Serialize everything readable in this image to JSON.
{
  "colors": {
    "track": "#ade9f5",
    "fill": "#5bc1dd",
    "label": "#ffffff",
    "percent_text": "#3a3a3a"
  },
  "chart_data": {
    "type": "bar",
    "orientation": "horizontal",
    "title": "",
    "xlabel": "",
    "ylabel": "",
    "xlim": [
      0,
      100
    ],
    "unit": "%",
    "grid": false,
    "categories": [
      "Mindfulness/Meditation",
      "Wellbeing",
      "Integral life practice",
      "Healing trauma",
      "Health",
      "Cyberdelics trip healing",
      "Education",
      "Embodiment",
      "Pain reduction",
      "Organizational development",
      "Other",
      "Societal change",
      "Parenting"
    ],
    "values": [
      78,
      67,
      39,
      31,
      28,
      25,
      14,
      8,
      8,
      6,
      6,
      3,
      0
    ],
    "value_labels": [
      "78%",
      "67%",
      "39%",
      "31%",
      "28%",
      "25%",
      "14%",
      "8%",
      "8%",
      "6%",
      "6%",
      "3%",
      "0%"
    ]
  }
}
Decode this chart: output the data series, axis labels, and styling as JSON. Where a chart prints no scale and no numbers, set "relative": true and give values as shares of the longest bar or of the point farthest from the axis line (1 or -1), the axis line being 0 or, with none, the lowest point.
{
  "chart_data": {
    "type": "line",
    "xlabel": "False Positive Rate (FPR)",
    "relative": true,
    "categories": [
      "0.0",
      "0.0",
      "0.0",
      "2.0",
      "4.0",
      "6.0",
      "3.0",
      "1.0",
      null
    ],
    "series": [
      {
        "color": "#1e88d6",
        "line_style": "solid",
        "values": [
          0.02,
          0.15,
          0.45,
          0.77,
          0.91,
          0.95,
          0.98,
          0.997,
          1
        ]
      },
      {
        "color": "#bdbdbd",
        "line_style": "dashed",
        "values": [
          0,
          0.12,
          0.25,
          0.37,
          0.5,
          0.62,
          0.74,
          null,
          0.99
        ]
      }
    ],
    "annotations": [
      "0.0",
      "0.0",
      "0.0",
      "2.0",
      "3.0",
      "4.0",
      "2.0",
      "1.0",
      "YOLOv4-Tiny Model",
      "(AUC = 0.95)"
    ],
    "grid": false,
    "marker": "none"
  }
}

* **Work instructions**
Repeat each record exactly. Omit nothing.

* **Answer to this problem**
Serialize everything readable in this image to JSON.
{
  "colors": {
    "track": "#ade9f5",
    "fill": "#5bc1dd",
    "label": "#ffffff",
    "percent_text": "#3a3a3a"
  },
  "chart_data": {
    "type": "bar",
    "orientation": "horizontal",
    "title": "",
    "xlabel": "",
    "ylabel": "",
    "xlim": [
      0,
      100
    ],
    "unit": "%",
    "grid": false,
    "categories": [
      "Mindfulness/Meditation",
      "Wellbeing",
      "Integral life practice",
      "Healing trauma",
      "Health",
      "Cyberdelics trip healing",
      "Education",
      "Embodiment",
      "Pain reduction",
      "Organizational development",
      "Other",
      "Societal change",
      "Parenting"
    ],
    "values": [
      78,
      67,
      39,
      31,
      28,
      25,
      14,
      8,
      8,
      6,
      6,
      3,
      0
    ],
    "value_labels": [
      "78%",
      "67%",
      "39%",
      "31%",
      "28%",
      "25%",
      "14%",
      "8%",
      "8%",
      "6%",
      "6%",
      "3%",
      "0%"
    ]
  }
}
Decode this chart: output the data series, axis labels, and styling as JSON. Where a chart prints no scale and no numbers, set "relative": true and give values as shares of the longest bar or of the point farthest from the axis line (1 or -1), the axis line being 0 or, with none, the lowest point.
{
  "chart_data": {
    "type": "line",
    "xlabel": "False Positive Rate (FPR)",
    "relative": true,
    "categories": [
      "0.0",
      "0.0",
      "0.0",
      "2.0",
      "4.0",
      "6.0",
      "3.0",
      "1.0",
      null
    ],
    "series": [
      {
        "color": "#1e88d6",
        "line_style": "solid",
        "values": [
          0.02,
          0.15,
          0.45,
          0.77,
          0.91,
          0.95,
          0.98,
          0.997,
          1
        ]
      },
      {
        "color": "#bdbdbd",
        "line_style": "dashed",
        "values": [
          0,
          0.12,
          0.25,
          0.37,
          0.5,
          0.62,
          0.74,
          null,
          0.99
        ]
      }
    ],
    "annotations": [
      "0.0",
      "0.0",
      "0.0",
      "2.0",
      "3.0",
      "4.0",
      "2.0",
      "1.0",
      "YOLOv4-Tiny Model",
      "(AUC = 0.95)"
    ],
    "grid": false,
    "marker": "none"
  }
}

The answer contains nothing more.